**Instructions for the task:**
Transcribe the records that follow. Keep every word exactly, and drop the pictures.

START Recorded data

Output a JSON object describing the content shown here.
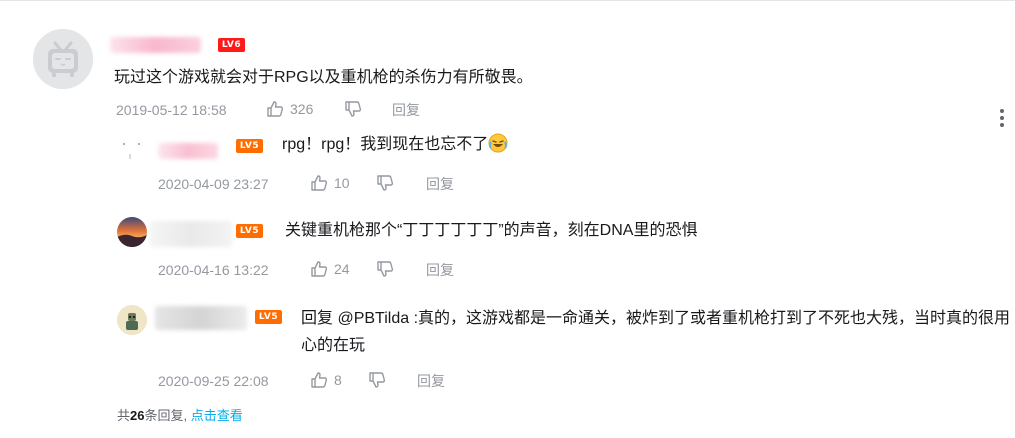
{
  "main_comment": {
    "level": "LV6",
    "content": "玩过这个游戏就会对于RPG以及重机枪的杀伤力有所敬畏。",
    "time": "2019-05-12 18:58",
    "likes": "326",
    "reply_label": "回复"
  },
  "replies": [
    {
      "level": "LV5",
      "content": "rpg！rpg！我到现在也忘不了",
      "emoji": "laughing-crying-emoji",
      "time": "2020-04-09 23:27",
      "likes": "10",
      "reply_label": "回复"
    },
    {
      "level": "LV5",
      "content": "关键重机枪那个“丁丁丁丁丁丁”的声音，刻在DNA里的恐惧",
      "time": "2020-04-16 13:22",
      "likes": "24",
      "reply_label": "回复"
    },
    {
      "level": "LV5",
      "content": "回复 @PBTilda :真的，这游戏都是一命通关，被炸到了或者重机枪打到了不死也大残，当时真的很用心的在玩",
      "time": "2020-09-25 22:08",
      "likes": "8",
      "reply_label": "回复"
    }
  ],
  "summary": {
    "prefix": "共",
    "count": "26",
    "suffix": "条回复,",
    "view_link": "点击查看"
  },
  "colors": {
    "accent": "#00aeec",
    "meta": "#9499a0",
    "lv6": "#ff1a1a",
    "lv5": "#ff6c00"
  }
}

END Recorded data

**Output below:**
Output a JSON object describing the content shown here.
{
  "main_comment": {
    "level": "LV6",
    "content": "玩过这个游戏就会对于RPG以及重机枪的杀伤力有所敬畏。",
    "time": "2019-05-12 18:58",
    "likes": "326",
    "reply_label": "回复"
  },
  "replies": [
    {
      "level": "LV5",
      "content": "rpg！rpg！我到现在也忘不了",
      "emoji": "laughing-crying-emoji",
      "time": "2020-04-09 23:27",
      "likes": "10",
      "reply_label": "回复"
    },
    {
      "level": "LV5",
      "content": "关键重机枪那个“丁丁丁丁丁丁”的声音，刻在DNA里的恐惧",
      "time": "2020-04-16 13:22",
      "likes": "24",
      "reply_label": "回复"
    },
    {
      "level": "LV5",
      "content": "回复 @PBTilda :真的，这游戏都是一命通关，被炸到了或者重机枪打到了不死也大残，当时真的很用心的在玩",
      "time": "2020-09-25 22:08",
      "likes": "8",
      "reply_label": "回复"
    }
  ],
  "summary": {
    "prefix": "共",
    "count": "26",
    "suffix": "条回复,",
    "view_link": "点击查看"
  },
  "colors": {
    "accent": "#00aeec",
    "meta": "#9499a0",
    "lv6": "#ff1a1a",
    "lv5": "#ff6c00"
  }
}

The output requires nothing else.